Look through the material below and give the number of lines holding "تشنجات", with no other words.
Begin
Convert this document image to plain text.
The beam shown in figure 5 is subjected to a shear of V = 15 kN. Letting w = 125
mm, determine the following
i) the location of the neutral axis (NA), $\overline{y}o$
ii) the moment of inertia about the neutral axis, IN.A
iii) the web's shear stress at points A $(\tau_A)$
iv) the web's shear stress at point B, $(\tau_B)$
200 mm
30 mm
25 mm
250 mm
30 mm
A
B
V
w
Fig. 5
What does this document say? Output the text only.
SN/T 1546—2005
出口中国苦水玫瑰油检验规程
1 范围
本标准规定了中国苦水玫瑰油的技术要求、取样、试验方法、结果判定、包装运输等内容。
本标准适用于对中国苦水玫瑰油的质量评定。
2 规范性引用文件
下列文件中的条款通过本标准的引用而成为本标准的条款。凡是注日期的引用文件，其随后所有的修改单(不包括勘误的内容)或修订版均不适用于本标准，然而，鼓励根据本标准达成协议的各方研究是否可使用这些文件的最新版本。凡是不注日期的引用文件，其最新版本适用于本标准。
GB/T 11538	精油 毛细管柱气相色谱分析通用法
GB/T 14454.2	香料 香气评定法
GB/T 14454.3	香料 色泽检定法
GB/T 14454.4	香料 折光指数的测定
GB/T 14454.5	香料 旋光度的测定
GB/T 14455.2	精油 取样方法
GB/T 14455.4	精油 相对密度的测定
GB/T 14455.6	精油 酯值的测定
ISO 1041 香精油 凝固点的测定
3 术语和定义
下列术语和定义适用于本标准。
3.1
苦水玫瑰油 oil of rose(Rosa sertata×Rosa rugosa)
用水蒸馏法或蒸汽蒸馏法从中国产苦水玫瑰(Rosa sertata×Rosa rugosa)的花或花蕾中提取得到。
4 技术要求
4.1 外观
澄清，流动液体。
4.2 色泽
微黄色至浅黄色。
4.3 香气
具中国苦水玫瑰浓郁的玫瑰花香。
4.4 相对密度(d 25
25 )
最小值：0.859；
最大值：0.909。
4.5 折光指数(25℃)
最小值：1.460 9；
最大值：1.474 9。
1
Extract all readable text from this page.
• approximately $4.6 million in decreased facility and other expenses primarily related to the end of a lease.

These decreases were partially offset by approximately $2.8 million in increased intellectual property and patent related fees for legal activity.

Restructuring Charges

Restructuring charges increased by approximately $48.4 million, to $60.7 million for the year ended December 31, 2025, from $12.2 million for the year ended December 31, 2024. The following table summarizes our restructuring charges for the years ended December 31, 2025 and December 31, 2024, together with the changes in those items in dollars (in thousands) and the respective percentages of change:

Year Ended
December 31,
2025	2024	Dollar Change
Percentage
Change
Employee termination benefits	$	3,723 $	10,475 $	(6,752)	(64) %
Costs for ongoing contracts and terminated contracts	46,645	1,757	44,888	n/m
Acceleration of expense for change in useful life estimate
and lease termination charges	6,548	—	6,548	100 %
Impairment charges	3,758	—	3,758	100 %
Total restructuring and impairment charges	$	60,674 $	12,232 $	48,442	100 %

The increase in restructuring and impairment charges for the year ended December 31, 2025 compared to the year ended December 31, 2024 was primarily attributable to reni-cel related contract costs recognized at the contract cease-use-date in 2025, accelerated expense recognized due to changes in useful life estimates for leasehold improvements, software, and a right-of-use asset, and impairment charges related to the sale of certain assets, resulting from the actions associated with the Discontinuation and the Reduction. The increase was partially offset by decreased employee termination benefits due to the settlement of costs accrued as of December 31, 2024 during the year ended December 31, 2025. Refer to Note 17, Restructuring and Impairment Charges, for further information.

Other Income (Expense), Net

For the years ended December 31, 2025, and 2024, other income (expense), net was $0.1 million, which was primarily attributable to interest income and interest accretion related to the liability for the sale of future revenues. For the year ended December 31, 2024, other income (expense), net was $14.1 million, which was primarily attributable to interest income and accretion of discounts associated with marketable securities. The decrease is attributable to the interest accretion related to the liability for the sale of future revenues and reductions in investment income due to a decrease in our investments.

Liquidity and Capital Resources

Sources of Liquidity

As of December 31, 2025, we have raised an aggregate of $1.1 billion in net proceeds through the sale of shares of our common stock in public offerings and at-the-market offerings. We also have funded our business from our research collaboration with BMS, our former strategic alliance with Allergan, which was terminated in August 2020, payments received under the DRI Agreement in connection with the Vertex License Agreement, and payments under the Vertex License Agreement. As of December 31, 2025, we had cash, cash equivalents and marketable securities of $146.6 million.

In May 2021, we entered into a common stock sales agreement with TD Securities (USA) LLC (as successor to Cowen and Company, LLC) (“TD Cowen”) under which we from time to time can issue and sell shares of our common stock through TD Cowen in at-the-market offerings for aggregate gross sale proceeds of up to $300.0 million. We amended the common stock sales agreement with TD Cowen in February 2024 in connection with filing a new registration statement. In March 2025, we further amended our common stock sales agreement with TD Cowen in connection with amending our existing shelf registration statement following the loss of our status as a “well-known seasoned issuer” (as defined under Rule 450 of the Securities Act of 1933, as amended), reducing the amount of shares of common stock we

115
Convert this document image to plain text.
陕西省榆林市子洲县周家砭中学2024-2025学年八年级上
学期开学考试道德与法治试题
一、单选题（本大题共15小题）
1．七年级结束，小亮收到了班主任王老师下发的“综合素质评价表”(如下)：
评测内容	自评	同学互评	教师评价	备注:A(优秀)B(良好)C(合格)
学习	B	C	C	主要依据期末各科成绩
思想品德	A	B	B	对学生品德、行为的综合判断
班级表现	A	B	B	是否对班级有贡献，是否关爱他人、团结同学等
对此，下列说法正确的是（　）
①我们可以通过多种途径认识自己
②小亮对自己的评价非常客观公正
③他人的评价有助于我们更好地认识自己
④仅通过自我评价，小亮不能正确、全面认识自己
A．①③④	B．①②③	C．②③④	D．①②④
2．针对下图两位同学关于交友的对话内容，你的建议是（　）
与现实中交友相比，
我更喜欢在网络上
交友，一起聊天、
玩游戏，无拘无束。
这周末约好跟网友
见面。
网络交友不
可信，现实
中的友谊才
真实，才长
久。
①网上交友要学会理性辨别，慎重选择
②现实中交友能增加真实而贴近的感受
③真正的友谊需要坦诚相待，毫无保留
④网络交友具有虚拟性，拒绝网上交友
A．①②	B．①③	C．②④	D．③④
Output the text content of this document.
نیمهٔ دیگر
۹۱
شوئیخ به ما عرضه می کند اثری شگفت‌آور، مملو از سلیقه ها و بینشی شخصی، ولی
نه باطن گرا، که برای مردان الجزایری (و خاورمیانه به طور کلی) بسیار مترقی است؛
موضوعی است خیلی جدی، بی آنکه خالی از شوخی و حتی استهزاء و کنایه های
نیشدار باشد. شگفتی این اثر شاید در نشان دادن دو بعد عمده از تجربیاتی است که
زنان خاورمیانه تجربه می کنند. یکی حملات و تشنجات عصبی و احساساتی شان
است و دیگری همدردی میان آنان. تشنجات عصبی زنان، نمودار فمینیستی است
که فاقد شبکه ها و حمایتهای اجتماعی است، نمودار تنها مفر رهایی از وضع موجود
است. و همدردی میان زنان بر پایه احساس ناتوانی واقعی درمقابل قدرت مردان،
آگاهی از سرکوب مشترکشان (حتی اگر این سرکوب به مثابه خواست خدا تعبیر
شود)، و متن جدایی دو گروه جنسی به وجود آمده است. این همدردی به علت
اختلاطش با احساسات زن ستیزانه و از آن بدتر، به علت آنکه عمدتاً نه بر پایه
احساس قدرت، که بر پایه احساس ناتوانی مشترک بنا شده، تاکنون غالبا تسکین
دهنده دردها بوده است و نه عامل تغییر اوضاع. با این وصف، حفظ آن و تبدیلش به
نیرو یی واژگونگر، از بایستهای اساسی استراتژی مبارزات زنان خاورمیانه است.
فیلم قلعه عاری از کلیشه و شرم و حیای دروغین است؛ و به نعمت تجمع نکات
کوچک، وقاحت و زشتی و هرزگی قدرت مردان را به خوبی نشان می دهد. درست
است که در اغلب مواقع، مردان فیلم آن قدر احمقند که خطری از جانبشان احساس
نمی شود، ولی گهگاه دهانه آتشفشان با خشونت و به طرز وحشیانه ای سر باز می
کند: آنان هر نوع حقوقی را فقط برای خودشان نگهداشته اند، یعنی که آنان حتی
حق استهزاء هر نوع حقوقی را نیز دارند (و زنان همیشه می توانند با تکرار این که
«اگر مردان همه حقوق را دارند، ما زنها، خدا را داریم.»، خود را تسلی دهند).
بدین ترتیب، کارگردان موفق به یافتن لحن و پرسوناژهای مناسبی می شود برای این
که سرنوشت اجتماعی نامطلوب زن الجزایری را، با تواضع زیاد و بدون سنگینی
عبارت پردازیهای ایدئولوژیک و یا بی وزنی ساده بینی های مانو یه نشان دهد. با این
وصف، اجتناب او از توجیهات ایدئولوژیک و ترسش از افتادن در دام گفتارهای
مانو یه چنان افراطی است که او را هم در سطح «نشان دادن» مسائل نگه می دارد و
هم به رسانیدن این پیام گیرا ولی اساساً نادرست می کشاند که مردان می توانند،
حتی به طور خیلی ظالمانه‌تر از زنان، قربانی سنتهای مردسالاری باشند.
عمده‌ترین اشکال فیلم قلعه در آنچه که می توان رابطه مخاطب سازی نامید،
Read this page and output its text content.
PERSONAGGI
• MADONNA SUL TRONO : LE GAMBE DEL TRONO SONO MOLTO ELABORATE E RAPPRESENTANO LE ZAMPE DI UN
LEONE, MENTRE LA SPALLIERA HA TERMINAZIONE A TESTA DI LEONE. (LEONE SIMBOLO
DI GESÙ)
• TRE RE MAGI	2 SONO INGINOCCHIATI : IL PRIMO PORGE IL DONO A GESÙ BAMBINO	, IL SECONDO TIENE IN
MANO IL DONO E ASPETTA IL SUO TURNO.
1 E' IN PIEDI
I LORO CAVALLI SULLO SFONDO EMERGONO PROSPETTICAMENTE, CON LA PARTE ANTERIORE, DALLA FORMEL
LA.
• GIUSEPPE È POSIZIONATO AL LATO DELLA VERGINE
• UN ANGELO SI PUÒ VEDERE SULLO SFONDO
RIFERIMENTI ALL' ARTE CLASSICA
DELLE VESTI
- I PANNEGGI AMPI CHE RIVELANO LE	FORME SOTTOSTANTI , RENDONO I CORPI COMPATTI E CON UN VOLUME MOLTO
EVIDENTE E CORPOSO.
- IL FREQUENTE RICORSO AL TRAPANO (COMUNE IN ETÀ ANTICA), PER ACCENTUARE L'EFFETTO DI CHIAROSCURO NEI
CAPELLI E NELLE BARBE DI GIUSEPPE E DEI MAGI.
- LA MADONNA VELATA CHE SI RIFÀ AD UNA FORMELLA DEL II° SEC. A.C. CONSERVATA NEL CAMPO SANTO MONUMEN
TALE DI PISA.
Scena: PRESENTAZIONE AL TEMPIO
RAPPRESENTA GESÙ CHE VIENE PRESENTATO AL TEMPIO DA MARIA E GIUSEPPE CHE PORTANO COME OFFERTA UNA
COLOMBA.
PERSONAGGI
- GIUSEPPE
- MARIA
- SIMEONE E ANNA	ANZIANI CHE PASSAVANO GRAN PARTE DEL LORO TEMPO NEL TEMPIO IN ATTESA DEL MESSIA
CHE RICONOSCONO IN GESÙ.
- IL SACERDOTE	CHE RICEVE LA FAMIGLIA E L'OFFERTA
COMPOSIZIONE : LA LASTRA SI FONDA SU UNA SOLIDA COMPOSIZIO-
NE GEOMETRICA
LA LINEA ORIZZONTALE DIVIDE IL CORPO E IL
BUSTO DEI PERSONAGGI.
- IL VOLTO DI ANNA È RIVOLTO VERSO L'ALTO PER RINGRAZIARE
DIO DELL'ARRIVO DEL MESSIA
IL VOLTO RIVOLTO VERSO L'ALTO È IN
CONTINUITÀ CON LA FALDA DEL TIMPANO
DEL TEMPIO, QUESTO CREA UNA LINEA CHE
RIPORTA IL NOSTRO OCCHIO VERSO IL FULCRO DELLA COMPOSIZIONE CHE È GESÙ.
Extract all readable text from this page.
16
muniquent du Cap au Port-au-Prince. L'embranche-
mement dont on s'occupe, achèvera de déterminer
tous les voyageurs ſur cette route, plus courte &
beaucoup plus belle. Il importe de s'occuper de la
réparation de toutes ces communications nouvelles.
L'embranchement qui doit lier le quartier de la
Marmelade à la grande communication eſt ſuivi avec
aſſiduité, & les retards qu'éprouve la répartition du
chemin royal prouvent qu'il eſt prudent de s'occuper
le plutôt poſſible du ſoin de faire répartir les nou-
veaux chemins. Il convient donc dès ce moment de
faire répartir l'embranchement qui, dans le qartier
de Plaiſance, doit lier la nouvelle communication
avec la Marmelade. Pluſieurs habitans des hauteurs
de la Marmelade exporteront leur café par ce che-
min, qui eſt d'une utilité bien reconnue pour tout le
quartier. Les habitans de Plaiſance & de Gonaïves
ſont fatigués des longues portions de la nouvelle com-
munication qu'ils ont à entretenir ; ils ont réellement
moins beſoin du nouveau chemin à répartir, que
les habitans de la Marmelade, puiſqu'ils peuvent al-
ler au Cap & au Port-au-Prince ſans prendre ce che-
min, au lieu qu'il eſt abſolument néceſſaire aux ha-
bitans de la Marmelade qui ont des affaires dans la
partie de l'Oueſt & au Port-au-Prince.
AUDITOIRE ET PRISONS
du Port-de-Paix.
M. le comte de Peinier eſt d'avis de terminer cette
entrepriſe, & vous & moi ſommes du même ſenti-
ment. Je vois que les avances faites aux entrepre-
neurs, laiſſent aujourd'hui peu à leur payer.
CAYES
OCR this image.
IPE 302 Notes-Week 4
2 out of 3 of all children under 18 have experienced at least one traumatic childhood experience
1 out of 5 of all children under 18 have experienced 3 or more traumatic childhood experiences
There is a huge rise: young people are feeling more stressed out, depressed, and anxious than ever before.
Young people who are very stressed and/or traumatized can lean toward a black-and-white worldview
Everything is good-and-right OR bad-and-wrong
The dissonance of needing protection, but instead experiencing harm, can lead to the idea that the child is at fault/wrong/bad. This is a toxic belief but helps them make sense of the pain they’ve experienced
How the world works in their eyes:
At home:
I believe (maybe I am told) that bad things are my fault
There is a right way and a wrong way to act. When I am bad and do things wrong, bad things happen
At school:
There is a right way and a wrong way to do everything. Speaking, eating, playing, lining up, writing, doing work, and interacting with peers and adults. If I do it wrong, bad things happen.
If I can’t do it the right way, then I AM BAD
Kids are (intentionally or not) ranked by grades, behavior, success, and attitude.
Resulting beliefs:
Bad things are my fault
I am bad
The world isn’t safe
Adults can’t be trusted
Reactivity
End
▶ _FINISHED TASK_:
2